Challenge:
Write out each line of the material again, word for word.

# # # # # # #

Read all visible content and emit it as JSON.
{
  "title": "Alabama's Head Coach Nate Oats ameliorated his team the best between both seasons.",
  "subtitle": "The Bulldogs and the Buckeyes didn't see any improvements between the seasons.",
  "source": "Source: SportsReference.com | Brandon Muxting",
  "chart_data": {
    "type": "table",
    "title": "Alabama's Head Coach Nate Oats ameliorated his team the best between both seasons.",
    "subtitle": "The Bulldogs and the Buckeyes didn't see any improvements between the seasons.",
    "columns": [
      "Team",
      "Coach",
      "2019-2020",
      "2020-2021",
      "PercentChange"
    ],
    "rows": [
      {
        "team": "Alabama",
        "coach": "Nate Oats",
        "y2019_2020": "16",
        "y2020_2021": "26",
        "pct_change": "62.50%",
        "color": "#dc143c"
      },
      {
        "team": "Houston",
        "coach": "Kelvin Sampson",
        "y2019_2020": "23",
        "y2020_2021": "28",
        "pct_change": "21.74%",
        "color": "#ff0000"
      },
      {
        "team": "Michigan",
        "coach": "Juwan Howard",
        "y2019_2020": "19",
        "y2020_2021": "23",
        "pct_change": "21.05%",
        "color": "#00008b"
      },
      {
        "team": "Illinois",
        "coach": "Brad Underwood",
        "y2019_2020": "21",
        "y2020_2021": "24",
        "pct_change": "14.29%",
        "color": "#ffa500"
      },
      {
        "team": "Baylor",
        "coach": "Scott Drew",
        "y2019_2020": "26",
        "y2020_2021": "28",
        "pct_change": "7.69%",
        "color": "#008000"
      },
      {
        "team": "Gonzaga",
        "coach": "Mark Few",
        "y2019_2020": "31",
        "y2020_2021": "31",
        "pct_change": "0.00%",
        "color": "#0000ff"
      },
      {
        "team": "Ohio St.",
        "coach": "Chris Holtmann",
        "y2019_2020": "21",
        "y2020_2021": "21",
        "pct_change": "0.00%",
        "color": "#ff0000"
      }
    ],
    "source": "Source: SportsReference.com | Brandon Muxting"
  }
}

# # # # # # #

Answer in full:
Read all visible content and emit it as JSON.
{
  "title": "Alabama's Head Coach Nate Oats ameliorated his team the best between both seasons.",
  "subtitle": "The Bulldogs and the Buckeyes didn't see any improvements between the seasons.",
  "source": "Source: SportsReference.com | Brandon Muxting",
  "chart_data": {
    "type": "table",
    "title": "Alabama's Head Coach Nate Oats ameliorated his team the best between both seasons.",
    "subtitle": "The Bulldogs and the Buckeyes didn't see any improvements between the seasons.",
    "columns": [
      "Team",
      "Coach",
      "2019-2020",
      "2020-2021",
      "PercentChange"
    ],
    "rows": [
      {
        "team": "Alabama",
        "coach": "Nate Oats",
        "y2019_2020": "16",
        "y2020_2021": "26",
        "pct_change": "62.50%",
        "color": "#dc143c"
      },
      {
        "team": "Houston",
        "coach": "Kelvin Sampson",
        "y2019_2020": "23",
        "y2020_2021": "28",
        "pct_change": "21.74%",
        "color": "#ff0000"
      },
      {
        "team": "Michigan",
        "coach": "Juwan Howard",
        "y2019_2020": "19",
        "y2020_2021": "23",
        "pct_change": "21.05%",
        "color": "#00008b"
      },
      {
        "team": "Illinois",
        "coach": "Brad Underwood",
        "y2019_2020": "21",
        "y2020_2021": "24",
        "pct_change": "14.29%",
        "color": "#ffa500"
      },
      {
        "team": "Baylor",
        "coach": "Scott Drew",
        "y2019_2020": "26",
        "y2020_2021": "28",
        "pct_change": "7.69%",
        "color": "#008000"
      },
      {
        "team": "Gonzaga",
        "coach": "Mark Few",
        "y2019_2020": "31",
        "y2020_2021": "31",
        "pct_change": "0.00%",
        "color": "#0000ff"
      },
      {
        "team": "Ohio St.",
        "coach": "Chris Holtmann",
        "y2019_2020": "21",
        "y2020_2021": "21",
        "pct_change": "0.00%",
        "color": "#ff0000"
      }
    ],
    "source": "Source: SportsReference.com | Brandon Muxting"
  }
}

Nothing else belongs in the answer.